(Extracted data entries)
========
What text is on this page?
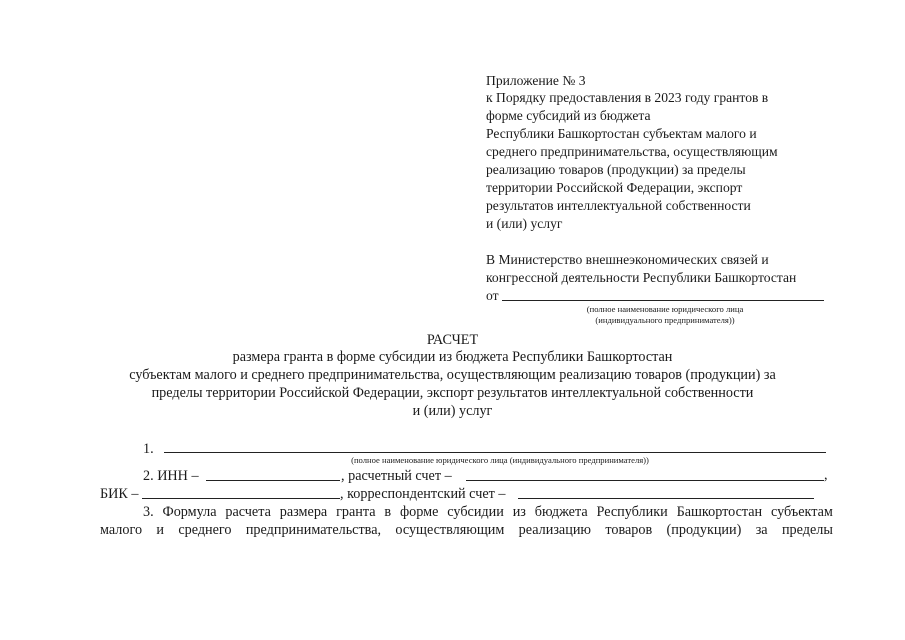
Приложение № 3
к Порядку предоставления в 2023 году грантов в
форме субсидий из бюджета
Республики Башкортостан субъектам малого и
среднего предпринимательства, осуществляющим
реализацию товаров (продукции) за пределы
территории Российской Федерации, экспорт
результатов интеллектуальной собственности
и (или) услуг
В Министерство внешнеэкономических связей и
конгрессной деятельности Республики Башкортостан
от
(полное наименование юридического лица
(индивидуального предпринимателя))
РАСЧЕТ
размера гранта в форме субсидии из бюджета Республики Башкортостан
субъектам малого и среднего предпринимательства, осуществляющим реализацию товаров (продукции) за
пределы территории Российской Федерации, экспорт результатов интеллектуальной собственности
и (или) услуг
1.
(полное наименование юридического лица (индивидуального предпринимателя))
2. ИНН –	, расчетный счет –	,
БИК –	, корреспондентский счет –
3. Формула расчета размера гранта в форме субсидии из бюджета Республики Башкортостан субъектам
малого и среднего предпринимательства, осуществляющим реализацию товаров (продукции) за пределы
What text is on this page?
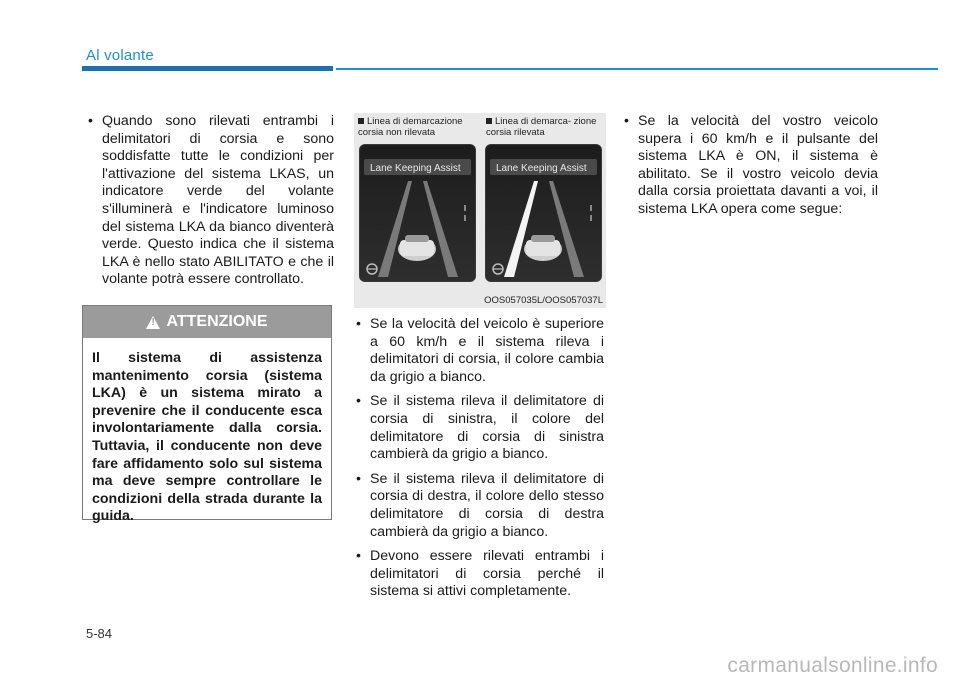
Al volante
• Quando sono rilevati entrambi i delimitatori di corsia e sono soddisfatte tutte le condizioni per l'attivazione del sistema LKAS, un indicatore verde del volante s'illuminerà e l'indicatore luminoso del sistema LKA da bianco diventerà verde. Questo indica che il sistema LKA è nello stato ABILITATO e che il volante potrà essere controllato.
!
ATTENZIONE
Il sistema di assistenza mantenimento corsia (sistema LKA) è un sistema mirato a prevenire che il conducente esca involontariamente dalla corsia. Tuttavia, il conducente non deve fare affidamento solo sul sistema ma deve sempre controllare le condizioni della strada durante la guida.
Linea di demarcazione corsia non rilevata
Linea di demarca- zione corsia rilevata
Lane Keeping Assist	Lane Keeping Assist
OOS057035L/OOS057037L
• Se la velocità del veicolo è superiore a 60 km/h e il sistema rileva i delimitatori di corsia, il colore cambia da grigio a bianco.
• Se il sistema rileva il delimitatore di corsia di sinistra, il colore del delimitatore di corsia di sinistra cambierà da grigio a bianco.
• Se il sistema rileva il delimitatore di corsia di destra, il colore dello stesso delimitatore di corsia di destra cambierà da grigio a bianco.
• Devono essere rilevati entrambi i delimitatori di corsia perché il sistema si attivi completamente.
• Se la velocità del vostro veicolo supera i 60 km/h e il pulsante del sistema LKA è ON, il sistema è abilitato. Se il vostro veicolo devia dalla corsia proiettata davanti a voi, il sistema LKA opera come segue:
5-84
carmanualsonline.info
========
Give every line above again exactly, with no pictures.

What text is on this page?
Приложение № 3
к Порядку предоставления в 2023 году грантов в
форме субсидий из бюджета
Республики Башкортостан субъектам малого и
среднего предпринимательства, осуществляющим
реализацию товаров (продукции) за пределы
территории Российской Федерации, экспорт
результатов интеллектуальной собственности
и (или) услуг
В Министерство внешнеэкономических связей и
конгрессной деятельности Республики Башкортостан
от
(полное наименование юридического лица
(индивидуального предпринимателя))
РАСЧЕТ
размера гранта в форме субсидии из бюджета Республики Башкортостан
субъектам малого и среднего предпринимательства, осуществляющим реализацию товаров (продукции) за
пределы территории Российской Федерации, экспорт результатов интеллектуальной собственности
и (или) услуг
1.
(полное наименование юридического лица (индивидуального предпринимателя))
2. ИНН –	, расчетный счет –	,
БИК –	, корреспондентский счет –
3. Формула расчета размера гранта в форме субсидии из бюджета Республики Башкортостан субъектам
малого и среднего предпринимательства, осуществляющим реализацию товаров (продукции) за пределы
What text is on this page?
Al volante
• Quando sono rilevati entrambi i delimitatori di corsia e sono soddisfatte tutte le condizioni per l'attivazione del sistema LKAS, un indicatore verde del volante s'illuminerà e l'indicatore luminoso del sistema LKA da bianco diventerà verde. Questo indica che il sistema LKA è nello stato ABILITATO e che il volante potrà essere controllato.
!
ATTENZIONE
Il sistema di assistenza mantenimento corsia (sistema LKA) è un sistema mirato a prevenire che il conducente esca involontariamente dalla corsia. Tuttavia, il conducente non deve fare affidamento solo sul sistema ma deve sempre controllare le condizioni della strada durante la guida.
Linea di demarcazione corsia non rilevata
Linea di demarca- zione corsia rilevata
Lane Keeping Assist	Lane Keeping Assist
OOS057035L/OOS057037L
• Se la velocità del veicolo è superiore a 60 km/h e il sistema rileva i delimitatori di corsia, il colore cambia da grigio a bianco.
• Se il sistema rileva il delimitatore di corsia di sinistra, il colore del delimitatore di corsia di sinistra cambierà da grigio a bianco.
• Se il sistema rileva il delimitatore di corsia di destra, il colore dello stesso delimitatore di corsia di destra cambierà da grigio a bianco.
• Devono essere rilevati entrambi i delimitatori di corsia perché il sistema si attivi completamente.
• Se la velocità del vostro veicolo supera i 60 km/h e il pulsante del sistema LKA è ON, il sistema è abilitato. Se il vostro veicolo devia dalla corsia proiettata davanti a voi, il sistema LKA opera come segue:
5-84
carmanualsonline.info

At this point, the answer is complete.